[Saved data entries]
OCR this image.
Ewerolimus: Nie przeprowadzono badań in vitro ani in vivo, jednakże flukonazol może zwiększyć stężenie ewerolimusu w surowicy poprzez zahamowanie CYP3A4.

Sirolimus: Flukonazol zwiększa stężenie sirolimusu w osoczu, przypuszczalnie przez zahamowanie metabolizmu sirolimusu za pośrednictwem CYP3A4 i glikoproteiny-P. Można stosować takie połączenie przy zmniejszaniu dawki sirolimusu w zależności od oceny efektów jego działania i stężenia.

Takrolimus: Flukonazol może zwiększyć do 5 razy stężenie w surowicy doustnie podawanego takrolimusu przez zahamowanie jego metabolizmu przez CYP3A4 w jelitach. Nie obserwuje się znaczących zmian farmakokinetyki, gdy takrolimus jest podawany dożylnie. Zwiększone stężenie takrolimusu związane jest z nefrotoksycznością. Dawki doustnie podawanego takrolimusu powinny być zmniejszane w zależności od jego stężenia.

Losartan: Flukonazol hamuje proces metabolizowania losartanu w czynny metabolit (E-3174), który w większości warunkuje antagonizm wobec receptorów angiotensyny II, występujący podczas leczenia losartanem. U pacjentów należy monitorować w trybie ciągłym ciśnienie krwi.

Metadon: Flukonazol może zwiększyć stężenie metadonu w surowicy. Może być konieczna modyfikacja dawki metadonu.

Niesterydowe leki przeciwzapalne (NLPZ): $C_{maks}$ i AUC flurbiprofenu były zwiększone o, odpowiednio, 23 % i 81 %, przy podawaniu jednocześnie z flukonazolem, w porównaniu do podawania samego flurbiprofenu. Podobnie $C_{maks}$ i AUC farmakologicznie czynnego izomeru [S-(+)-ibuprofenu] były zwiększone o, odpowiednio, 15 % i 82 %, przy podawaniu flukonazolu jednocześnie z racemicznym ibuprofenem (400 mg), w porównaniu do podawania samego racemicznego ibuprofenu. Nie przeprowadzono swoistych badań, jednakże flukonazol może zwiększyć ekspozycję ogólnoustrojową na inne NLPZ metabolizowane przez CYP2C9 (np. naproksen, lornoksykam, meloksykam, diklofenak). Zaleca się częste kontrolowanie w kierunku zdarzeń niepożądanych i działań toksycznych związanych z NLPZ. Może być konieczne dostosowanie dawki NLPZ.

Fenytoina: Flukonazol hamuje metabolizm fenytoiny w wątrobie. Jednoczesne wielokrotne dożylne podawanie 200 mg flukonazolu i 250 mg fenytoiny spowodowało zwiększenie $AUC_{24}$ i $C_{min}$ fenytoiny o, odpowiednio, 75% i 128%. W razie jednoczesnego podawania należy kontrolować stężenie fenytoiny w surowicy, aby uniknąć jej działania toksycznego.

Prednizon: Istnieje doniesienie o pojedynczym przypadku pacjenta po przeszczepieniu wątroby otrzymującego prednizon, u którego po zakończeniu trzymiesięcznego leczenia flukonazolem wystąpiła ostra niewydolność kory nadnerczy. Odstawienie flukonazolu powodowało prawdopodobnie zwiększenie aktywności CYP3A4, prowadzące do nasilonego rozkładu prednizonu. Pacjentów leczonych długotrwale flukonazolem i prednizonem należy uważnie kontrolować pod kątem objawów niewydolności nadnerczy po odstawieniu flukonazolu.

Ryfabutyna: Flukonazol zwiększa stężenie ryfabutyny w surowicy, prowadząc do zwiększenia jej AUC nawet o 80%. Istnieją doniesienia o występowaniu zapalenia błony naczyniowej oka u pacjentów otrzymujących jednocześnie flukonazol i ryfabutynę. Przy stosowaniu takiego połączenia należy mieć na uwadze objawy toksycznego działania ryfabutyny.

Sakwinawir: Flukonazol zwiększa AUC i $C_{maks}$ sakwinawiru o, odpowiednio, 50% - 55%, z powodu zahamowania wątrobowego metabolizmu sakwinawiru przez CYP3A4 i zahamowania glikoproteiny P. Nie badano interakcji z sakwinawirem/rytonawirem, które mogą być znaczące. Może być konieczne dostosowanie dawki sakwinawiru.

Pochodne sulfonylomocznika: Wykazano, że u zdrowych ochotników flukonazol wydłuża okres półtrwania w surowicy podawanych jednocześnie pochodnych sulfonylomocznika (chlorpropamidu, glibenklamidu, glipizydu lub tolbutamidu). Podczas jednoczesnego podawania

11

What is expected:
Each record must be output exactly, with none omitted.

Answer box:
OCR this image.
Ewerolimus: Nie przeprowadzono badań in vitro ani in vivo, jednakże flukonazol może zwiększyć stężenie ewerolimusu w surowicy poprzez zahamowanie CYP3A4.

Sirolimus: Flukonazol zwiększa stężenie sirolimusu w osoczu, przypuszczalnie przez zahamowanie metabolizmu sirolimusu za pośrednictwem CYP3A4 i glikoproteiny-P. Można stosować takie połączenie przy zmniejszaniu dawki sirolimusu w zależności od oceny efektów jego działania i stężenia.

Takrolimus: Flukonazol może zwiększyć do 5 razy stężenie w surowicy doustnie podawanego takrolimusu przez zahamowanie jego metabolizmu przez CYP3A4 w jelitach. Nie obserwuje się znaczących zmian farmakokinetyki, gdy takrolimus jest podawany dożylnie. Zwiększone stężenie takrolimusu związane jest z nefrotoksycznością. Dawki doustnie podawanego takrolimusu powinny być zmniejszane w zależności od jego stężenia.

Losartan: Flukonazol hamuje proces metabolizowania losartanu w czynny metabolit (E-3174), który w większości warunkuje antagonizm wobec receptorów angiotensyny II, występujący podczas leczenia losartanem. U pacjentów należy monitorować w trybie ciągłym ciśnienie krwi.

Metadon: Flukonazol może zwiększyć stężenie metadonu w surowicy. Może być konieczna modyfikacja dawki metadonu.

Niesterydowe leki przeciwzapalne (NLPZ): $C_{maks}$ i AUC flurbiprofenu były zwiększone o, odpowiednio, 23 % i 81 %, przy podawaniu jednocześnie z flukonazolem, w porównaniu do podawania samego flurbiprofenu. Podobnie $C_{maks}$ i AUC farmakologicznie czynnego izomeru [S-(+)-ibuprofenu] były zwiększone o, odpowiednio, 15 % i 82 %, przy podawaniu flukonazolu jednocześnie z racemicznym ibuprofenem (400 mg), w porównaniu do podawania samego racemicznego ibuprofenu. Nie przeprowadzono swoistych badań, jednakże flukonazol może zwiększyć ekspozycję ogólnoustrojową na inne NLPZ metabolizowane przez CYP2C9 (np. naproksen, lornoksykam, meloksykam, diklofenak). Zaleca się częste kontrolowanie w kierunku zdarzeń niepożądanych i działań toksycznych związanych z NLPZ. Może być konieczne dostosowanie dawki NLPZ.

Fenytoina: Flukonazol hamuje metabolizm fenytoiny w wątrobie. Jednoczesne wielokrotne dożylne podawanie 200 mg flukonazolu i 250 mg fenytoiny spowodowało zwiększenie $AUC_{24}$ i $C_{min}$ fenytoiny o, odpowiednio, 75% i 128%. W razie jednoczesnego podawania należy kontrolować stężenie fenytoiny w surowicy, aby uniknąć jej działania toksycznego.

Prednizon: Istnieje doniesienie o pojedynczym przypadku pacjenta po przeszczepieniu wątroby otrzymującego prednizon, u którego po zakończeniu trzymiesięcznego leczenia flukonazolem wystąpiła ostra niewydolność kory nadnerczy. Odstawienie flukonazolu powodowało prawdopodobnie zwiększenie aktywności CYP3A4, prowadzące do nasilonego rozkładu prednizonu. Pacjentów leczonych długotrwale flukonazolem i prednizonem należy uważnie kontrolować pod kątem objawów niewydolności nadnerczy po odstawieniu flukonazolu.

Ryfabutyna: Flukonazol zwiększa stężenie ryfabutyny w surowicy, prowadząc do zwiększenia jej AUC nawet o 80%. Istnieją doniesienia o występowaniu zapalenia błony naczyniowej oka u pacjentów otrzymujących jednocześnie flukonazol i ryfabutynę. Przy stosowaniu takiego połączenia należy mieć na uwadze objawy toksycznego działania ryfabutyny.

Sakwinawir: Flukonazol zwiększa AUC i $C_{maks}$ sakwinawiru o, odpowiednio, 50% - 55%, z powodu zahamowania wątrobowego metabolizmu sakwinawiru przez CYP3A4 i zahamowania glikoproteiny P. Nie badano interakcji z sakwinawirem/rytonawirem, które mogą być znaczące. Może być konieczne dostosowanie dawki sakwinawiru.

Pochodne sulfonylomocznika: Wykazano, że u zdrowych ochotników flukonazol wydłuża okres półtrwania w surowicy podawanych jednocześnie pochodnych sulfonylomocznika (chlorpropamidu, glibenklamidu, glipizydu lub tolbutamidu). Podczas jednoczesnego podawania

11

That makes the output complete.